TASK INSTRUCTIONS
Starting at the line with "Convert this document image to plain text." in it, reproduce each line below through the last one, exactly, and include nothing else.

# start of RECORDED DATA

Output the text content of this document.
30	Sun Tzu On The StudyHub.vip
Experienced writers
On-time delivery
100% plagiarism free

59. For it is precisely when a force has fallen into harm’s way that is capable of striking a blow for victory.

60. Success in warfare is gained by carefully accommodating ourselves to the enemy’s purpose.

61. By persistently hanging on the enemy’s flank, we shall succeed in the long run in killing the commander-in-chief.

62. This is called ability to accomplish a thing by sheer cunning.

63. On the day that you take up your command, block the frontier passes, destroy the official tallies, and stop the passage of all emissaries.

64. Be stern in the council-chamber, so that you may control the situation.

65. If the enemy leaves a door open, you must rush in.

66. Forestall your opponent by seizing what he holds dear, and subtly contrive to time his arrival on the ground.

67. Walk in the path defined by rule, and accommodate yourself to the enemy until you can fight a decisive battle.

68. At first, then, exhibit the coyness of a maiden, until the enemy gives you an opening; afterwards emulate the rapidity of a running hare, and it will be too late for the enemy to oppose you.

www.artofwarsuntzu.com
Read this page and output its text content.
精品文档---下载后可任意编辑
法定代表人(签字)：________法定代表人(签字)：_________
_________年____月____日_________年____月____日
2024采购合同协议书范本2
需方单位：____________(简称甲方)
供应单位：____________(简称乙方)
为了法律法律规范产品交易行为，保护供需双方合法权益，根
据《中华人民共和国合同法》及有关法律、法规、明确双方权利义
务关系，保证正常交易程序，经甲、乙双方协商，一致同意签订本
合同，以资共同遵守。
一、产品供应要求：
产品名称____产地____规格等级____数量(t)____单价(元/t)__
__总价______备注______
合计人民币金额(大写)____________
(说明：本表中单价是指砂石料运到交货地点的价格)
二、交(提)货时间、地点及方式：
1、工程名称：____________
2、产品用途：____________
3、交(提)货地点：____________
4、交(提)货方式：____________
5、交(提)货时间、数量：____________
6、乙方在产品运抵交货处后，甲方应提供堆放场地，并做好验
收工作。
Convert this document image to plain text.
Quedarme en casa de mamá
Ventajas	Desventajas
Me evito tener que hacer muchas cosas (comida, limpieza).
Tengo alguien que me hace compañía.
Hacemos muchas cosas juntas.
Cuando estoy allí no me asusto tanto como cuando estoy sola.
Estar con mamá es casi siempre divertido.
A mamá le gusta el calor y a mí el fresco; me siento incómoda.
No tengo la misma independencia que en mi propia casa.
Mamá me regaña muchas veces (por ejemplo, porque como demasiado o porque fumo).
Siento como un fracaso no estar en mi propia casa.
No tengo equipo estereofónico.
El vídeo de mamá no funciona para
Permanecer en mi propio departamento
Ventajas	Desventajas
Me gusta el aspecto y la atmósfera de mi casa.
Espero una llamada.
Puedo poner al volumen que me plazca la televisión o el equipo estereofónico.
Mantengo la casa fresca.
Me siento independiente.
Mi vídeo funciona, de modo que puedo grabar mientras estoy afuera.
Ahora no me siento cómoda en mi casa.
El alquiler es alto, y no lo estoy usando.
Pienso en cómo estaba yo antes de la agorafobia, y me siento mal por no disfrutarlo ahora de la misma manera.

# end of RECORDED DATA

RESPONSE BELOW
Convert this document image to plain text.
Quedarme en casa de mamá
Ventajas	Desventajas
Me evito tener que hacer muchas cosas (comida, limpieza).
Tengo alguien que me hace compañía.
Hacemos muchas cosas juntas.
Cuando estoy allí no me asusto tanto como cuando estoy sola.
Estar con mamá es casi siempre divertido.
A mamá le gusta el calor y a mí el fresco; me siento incómoda.
No tengo la misma independencia que en mi propia casa.
Mamá me regaña muchas veces (por ejemplo, porque como demasiado o porque fumo).
Siento como un fracaso no estar en mi propia casa.
No tengo equipo estereofónico.
El vídeo de mamá no funciona para
Permanecer en mi propio departamento
Ventajas	Desventajas
Me gusta el aspecto y la atmósfera de mi casa.
Espero una llamada.
Puedo poner al volumen que me plazca la televisión o el equipo estereofónico.
Mantengo la casa fresca.
Me siento independiente.
Mi vídeo funciona, de modo que puedo grabar mientras estoy afuera.
Ahora no me siento cómoda en mi casa.
El alquiler es alto, y no lo estoy usando.
Pienso en cómo estaba yo antes de la agorafobia, y me siento mal por no disfrutarlo ahora de la misma manera.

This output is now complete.